» Task instructions
Output the entries word for word. Omit images.
....
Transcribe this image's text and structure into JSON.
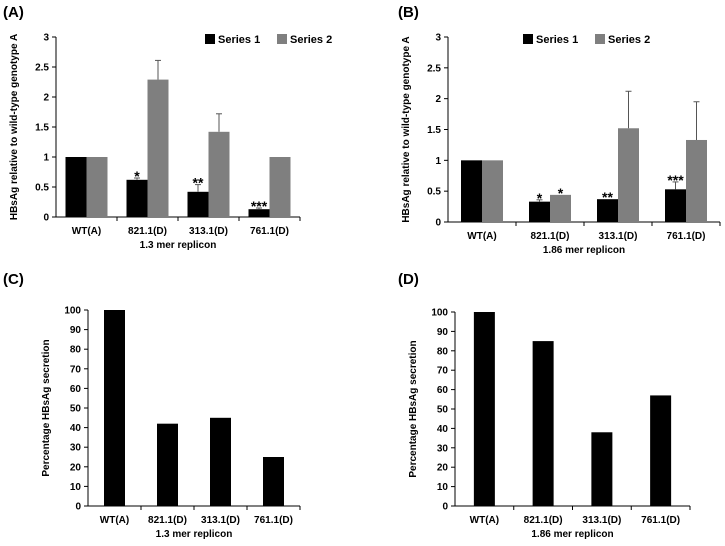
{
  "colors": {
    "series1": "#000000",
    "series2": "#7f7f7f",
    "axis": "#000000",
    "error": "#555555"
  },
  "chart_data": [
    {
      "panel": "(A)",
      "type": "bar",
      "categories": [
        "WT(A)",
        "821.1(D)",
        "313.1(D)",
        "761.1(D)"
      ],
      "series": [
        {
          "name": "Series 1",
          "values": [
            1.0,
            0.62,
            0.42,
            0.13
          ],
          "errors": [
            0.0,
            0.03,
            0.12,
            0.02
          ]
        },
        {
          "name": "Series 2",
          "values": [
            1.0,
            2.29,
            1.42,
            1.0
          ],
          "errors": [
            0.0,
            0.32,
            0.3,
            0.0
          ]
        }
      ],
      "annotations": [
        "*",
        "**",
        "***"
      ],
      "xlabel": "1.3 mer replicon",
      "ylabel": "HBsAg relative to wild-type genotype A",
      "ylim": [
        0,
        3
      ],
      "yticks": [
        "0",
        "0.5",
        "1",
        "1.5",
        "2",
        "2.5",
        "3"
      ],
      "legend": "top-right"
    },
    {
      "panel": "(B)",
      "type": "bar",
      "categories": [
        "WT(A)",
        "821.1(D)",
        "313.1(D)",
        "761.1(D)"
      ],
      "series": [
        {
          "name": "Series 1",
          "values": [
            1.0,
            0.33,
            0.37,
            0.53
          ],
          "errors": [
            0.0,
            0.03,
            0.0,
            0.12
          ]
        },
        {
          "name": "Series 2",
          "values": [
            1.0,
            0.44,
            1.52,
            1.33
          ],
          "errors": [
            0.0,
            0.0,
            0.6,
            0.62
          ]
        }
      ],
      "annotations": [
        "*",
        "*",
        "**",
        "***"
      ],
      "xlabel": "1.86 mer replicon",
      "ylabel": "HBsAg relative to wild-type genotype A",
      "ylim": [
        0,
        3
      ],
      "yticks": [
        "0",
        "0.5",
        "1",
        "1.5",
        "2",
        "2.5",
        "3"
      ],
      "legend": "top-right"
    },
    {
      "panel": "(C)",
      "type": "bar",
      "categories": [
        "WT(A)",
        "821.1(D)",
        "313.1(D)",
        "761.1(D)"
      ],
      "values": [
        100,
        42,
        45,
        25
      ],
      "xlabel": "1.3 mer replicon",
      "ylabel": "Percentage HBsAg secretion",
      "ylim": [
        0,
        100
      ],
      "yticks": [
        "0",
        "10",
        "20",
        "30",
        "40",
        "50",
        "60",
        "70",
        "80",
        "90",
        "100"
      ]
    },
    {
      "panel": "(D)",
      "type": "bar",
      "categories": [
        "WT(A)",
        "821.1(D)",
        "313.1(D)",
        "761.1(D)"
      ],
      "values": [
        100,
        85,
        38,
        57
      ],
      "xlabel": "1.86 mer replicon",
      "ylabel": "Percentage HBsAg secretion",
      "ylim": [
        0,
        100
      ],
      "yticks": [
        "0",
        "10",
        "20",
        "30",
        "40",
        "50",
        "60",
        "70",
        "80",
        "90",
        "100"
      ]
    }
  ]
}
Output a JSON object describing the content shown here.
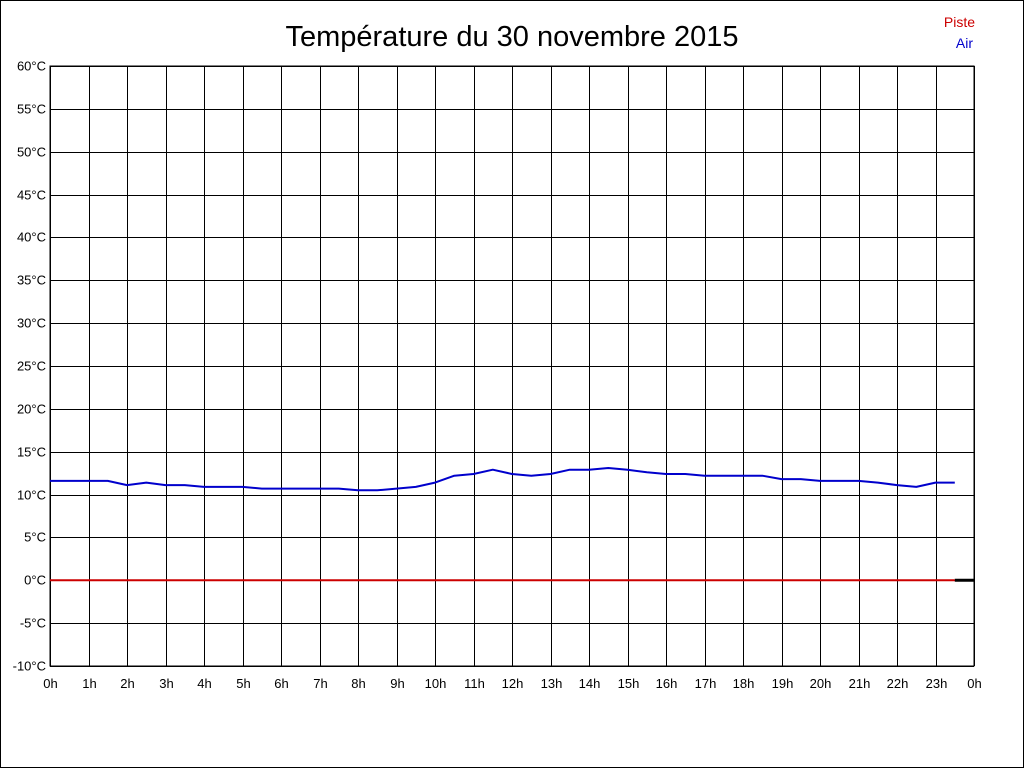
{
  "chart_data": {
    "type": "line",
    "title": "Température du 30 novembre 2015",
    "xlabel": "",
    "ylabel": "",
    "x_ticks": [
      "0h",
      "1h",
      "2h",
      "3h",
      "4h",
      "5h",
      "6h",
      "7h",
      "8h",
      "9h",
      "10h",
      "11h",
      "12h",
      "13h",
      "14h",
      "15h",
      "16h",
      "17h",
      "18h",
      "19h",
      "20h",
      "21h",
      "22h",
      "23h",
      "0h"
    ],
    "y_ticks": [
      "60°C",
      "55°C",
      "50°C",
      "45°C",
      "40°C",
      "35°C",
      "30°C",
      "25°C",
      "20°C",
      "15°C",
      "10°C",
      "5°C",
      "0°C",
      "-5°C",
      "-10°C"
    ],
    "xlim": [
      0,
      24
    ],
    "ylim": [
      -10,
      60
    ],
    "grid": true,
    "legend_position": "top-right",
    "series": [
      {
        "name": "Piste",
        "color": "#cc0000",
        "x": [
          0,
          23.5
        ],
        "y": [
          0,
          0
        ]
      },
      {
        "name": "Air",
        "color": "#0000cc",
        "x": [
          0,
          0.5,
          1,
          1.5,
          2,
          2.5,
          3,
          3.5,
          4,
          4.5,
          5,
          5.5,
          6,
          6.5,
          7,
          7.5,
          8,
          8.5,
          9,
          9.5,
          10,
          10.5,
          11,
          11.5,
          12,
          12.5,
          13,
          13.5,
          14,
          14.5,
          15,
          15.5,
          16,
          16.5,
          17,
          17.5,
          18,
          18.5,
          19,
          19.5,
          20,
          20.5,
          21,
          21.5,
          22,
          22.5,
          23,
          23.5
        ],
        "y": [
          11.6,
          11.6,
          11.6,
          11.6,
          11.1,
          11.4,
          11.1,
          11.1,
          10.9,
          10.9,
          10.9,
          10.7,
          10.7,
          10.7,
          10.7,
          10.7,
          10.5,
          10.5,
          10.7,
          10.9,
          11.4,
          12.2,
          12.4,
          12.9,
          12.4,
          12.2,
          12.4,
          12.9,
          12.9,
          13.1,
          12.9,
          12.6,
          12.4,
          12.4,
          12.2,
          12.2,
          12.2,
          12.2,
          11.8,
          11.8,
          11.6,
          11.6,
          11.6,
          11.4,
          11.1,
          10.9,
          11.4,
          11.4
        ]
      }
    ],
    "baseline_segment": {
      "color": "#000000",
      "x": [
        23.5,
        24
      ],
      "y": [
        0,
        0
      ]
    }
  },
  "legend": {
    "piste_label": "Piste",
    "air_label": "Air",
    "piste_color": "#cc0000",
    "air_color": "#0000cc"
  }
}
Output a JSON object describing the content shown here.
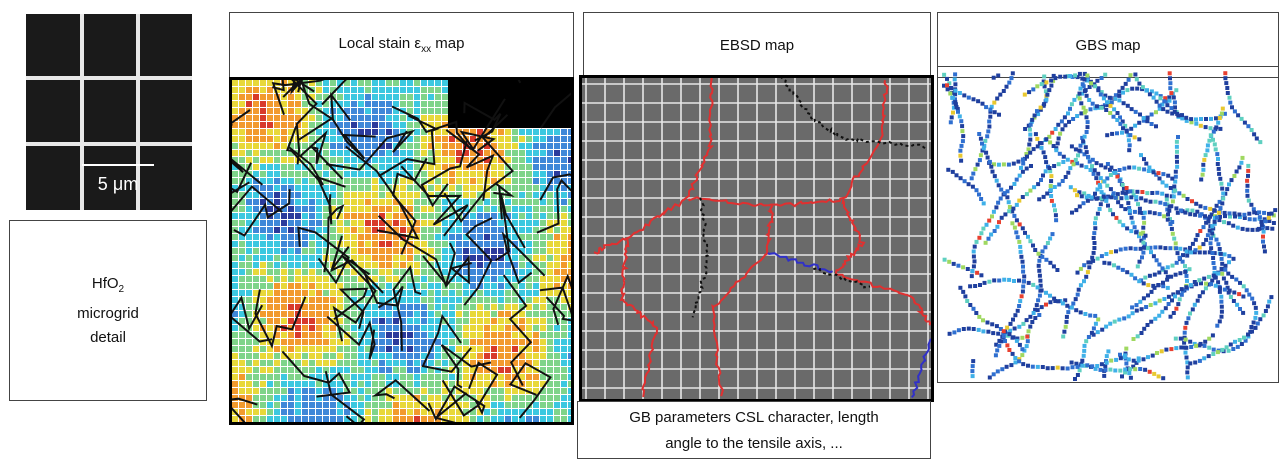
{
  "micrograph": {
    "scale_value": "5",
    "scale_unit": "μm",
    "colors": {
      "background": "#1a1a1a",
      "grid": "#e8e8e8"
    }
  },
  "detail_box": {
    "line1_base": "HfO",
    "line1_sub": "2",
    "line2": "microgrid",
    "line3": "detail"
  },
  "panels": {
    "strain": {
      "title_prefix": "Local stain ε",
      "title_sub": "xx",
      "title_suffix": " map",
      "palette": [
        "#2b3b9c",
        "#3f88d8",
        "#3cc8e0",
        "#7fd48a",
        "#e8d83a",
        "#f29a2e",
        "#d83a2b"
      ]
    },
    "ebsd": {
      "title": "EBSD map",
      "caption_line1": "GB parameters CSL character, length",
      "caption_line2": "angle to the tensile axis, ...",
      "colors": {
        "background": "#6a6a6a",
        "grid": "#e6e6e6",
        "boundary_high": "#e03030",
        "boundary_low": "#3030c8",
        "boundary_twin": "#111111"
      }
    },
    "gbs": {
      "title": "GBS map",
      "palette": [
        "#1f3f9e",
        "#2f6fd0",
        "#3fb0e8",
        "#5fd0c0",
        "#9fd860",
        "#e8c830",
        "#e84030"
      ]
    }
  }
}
....
» Exercise response
Transcribe this image's text and structure into JSON.
{
  "colors": {
    "series1": "#000000",
    "series2": "#7f7f7f",
    "axis": "#000000",
    "error": "#555555"
  },
  "chart_data": [
    {
      "panel": "(A)",
      "type": "bar",
      "categories": [
        "WT(A)",
        "821.1(D)",
        "313.1(D)",
        "761.1(D)"
      ],
      "series": [
        {
          "name": "Series 1",
          "values": [
            1.0,
            0.62,
            0.42,
            0.13
          ],
          "errors": [
            0.0,
            0.03,
            0.12,
            0.02
          ]
        },
        {
          "name": "Series 2",
          "values": [
            1.0,
            2.29,
            1.42,
            1.0
          ],
          "errors": [
            0.0,
            0.32,
            0.3,
            0.0
          ]
        }
      ],
      "annotations": [
        "*",
        "**",
        "***"
      ],
      "xlabel": "1.3 mer replicon",
      "ylabel": "HBsAg relative to wild-type genotype A",
      "ylim": [
        0,
        3
      ],
      "yticks": [
        "0",
        "0.5",
        "1",
        "1.5",
        "2",
        "2.5",
        "3"
      ],
      "legend": "top-right"
    },
    {
      "panel": "(B)",
      "type": "bar",
      "categories": [
        "WT(A)",
        "821.1(D)",
        "313.1(D)",
        "761.1(D)"
      ],
      "series": [
        {
          "name": "Series 1",
          "values": [
            1.0,
            0.33,
            0.37,
            0.53
          ],
          "errors": [
            0.0,
            0.03,
            0.0,
            0.12
          ]
        },
        {
          "name": "Series 2",
          "values": [
            1.0,
            0.44,
            1.52,
            1.33
          ],
          "errors": [
            0.0,
            0.0,
            0.6,
            0.62
          ]
        }
      ],
      "annotations": [
        "*",
        "*",
        "**",
        "***"
      ],
      "xlabel": "1.86 mer replicon",
      "ylabel": "HBsAg relative to wild-type genotype A",
      "ylim": [
        0,
        3
      ],
      "yticks": [
        "0",
        "0.5",
        "1",
        "1.5",
        "2",
        "2.5",
        "3"
      ],
      "legend": "top-right"
    },
    {
      "panel": "(C)",
      "type": "bar",
      "categories": [
        "WT(A)",
        "821.1(D)",
        "313.1(D)",
        "761.1(D)"
      ],
      "values": [
        100,
        42,
        45,
        25
      ],
      "xlabel": "1.3 mer replicon",
      "ylabel": "Percentage HBsAg secretion",
      "ylim": [
        0,
        100
      ],
      "yticks": [
        "0",
        "10",
        "20",
        "30",
        "40",
        "50",
        "60",
        "70",
        "80",
        "90",
        "100"
      ]
    },
    {
      "panel": "(D)",
      "type": "bar",
      "categories": [
        "WT(A)",
        "821.1(D)",
        "313.1(D)",
        "761.1(D)"
      ],
      "values": [
        100,
        85,
        38,
        57
      ],
      "xlabel": "1.86 mer replicon",
      "ylabel": "Percentage HBsAg secretion",
      "ylim": [
        0,
        100
      ],
      "yticks": [
        "0",
        "10",
        "20",
        "30",
        "40",
        "50",
        "60",
        "70",
        "80",
        "90",
        "100"
      ]
    }
  ]
}
Output a JSON object describing the content shown here.
{
  "chart_data": {
    "type": "line",
    "title": "Température du 30 novembre 2015",
    "xlabel": "",
    "ylabel": "",
    "x_ticks": [
      "0h",
      "1h",
      "2h",
      "3h",
      "4h",
      "5h",
      "6h",
      "7h",
      "8h",
      "9h",
      "10h",
      "11h",
      "12h",
      "13h",
      "14h",
      "15h",
      "16h",
      "17h",
      "18h",
      "19h",
      "20h",
      "21h",
      "22h",
      "23h",
      "0h"
    ],
    "y_ticks": [
      "60°C",
      "55°C",
      "50°C",
      "45°C",
      "40°C",
      "35°C",
      "30°C",
      "25°C",
      "20°C",
      "15°C",
      "10°C",
      "5°C",
      "0°C",
      "-5°C",
      "-10°C"
    ],
    "xlim": [
      0,
      24
    ],
    "ylim": [
      -10,
      60
    ],
    "grid": true,
    "legend_position": "top-right",
    "series": [
      {
        "name": "Piste",
        "color": "#cc0000",
        "x": [
          0,
          23.5
        ],
        "y": [
          0,
          0
        ]
      },
      {
        "name": "Air",
        "color": "#0000cc",
        "x": [
          0,
          0.5,
          1,
          1.5,
          2,
          2.5,
          3,
          3.5,
          4,
          4.5,
          5,
          5.5,
          6,
          6.5,
          7,
          7.5,
          8,
          8.5,
          9,
          9.5,
          10,
          10.5,
          11,
          11.5,
          12,
          12.5,
          13,
          13.5,
          14,
          14.5,
          15,
          15.5,
          16,
          16.5,
          17,
          17.5,
          18,
          18.5,
          19,
          19.5,
          20,
          20.5,
          21,
          21.5,
          22,
          22.5,
          23,
          23.5
        ],
        "y": [
          11.6,
          11.6,
          11.6,
          11.6,
          11.1,
          11.4,
          11.1,
          11.1,
          10.9,
          10.9,
          10.9,
          10.7,
          10.7,
          10.7,
          10.7,
          10.7,
          10.5,
          10.5,
          10.7,
          10.9,
          11.4,
          12.2,
          12.4,
          12.9,
          12.4,
          12.2,
          12.4,
          12.9,
          12.9,
          13.1,
          12.9,
          12.6,
          12.4,
          12.4,
          12.2,
          12.2,
          12.2,
          12.2,
          11.8,
          11.8,
          11.6,
          11.6,
          11.6,
          11.4,
          11.1,
          10.9,
          11.4,
          11.4
        ]
      }
    ],
    "baseline_segment": {
      "color": "#000000",
      "x": [
        23.5,
        24
      ],
      "y": [
        0,
        0
      ]
    }
  },
  "legend": {
    "piste_label": "Piste",
    "air_label": "Air",
    "piste_color": "#cc0000",
    "air_color": "#0000cc"
  }
}
Output a JSON object describing the content shown here.
{
  "micrograph": {
    "scale_value": "5",
    "scale_unit": "μm",
    "colors": {
      "background": "#1a1a1a",
      "grid": "#e8e8e8"
    }
  },
  "detail_box": {
    "line1_base": "HfO",
    "line1_sub": "2",
    "line2": "microgrid",
    "line3": "detail"
  },
  "panels": {
    "strain": {
      "title_prefix": "Local stain ε",
      "title_sub": "xx",
      "title_suffix": " map",
      "palette": [
        "#2b3b9c",
        "#3f88d8",
        "#3cc8e0",
        "#7fd48a",
        "#e8d83a",
        "#f29a2e",
        "#d83a2b"
      ]
    },
    "ebsd": {
      "title": "EBSD map",
      "caption_line1": "GB parameters CSL character, length",
      "caption_line2": "angle to the tensile axis, ...",
      "colors": {
        "background": "#6a6a6a",
        "grid": "#e6e6e6",
        "boundary_high": "#e03030",
        "boundary_low": "#3030c8",
        "boundary_twin": "#111111"
      }
    },
    "gbs": {
      "title": "GBS map",
      "palette": [
        "#1f3f9e",
        "#2f6fd0",
        "#3fb0e8",
        "#5fd0c0",
        "#9fd860",
        "#e8c830",
        "#e84030"
      ]
    }
  }
}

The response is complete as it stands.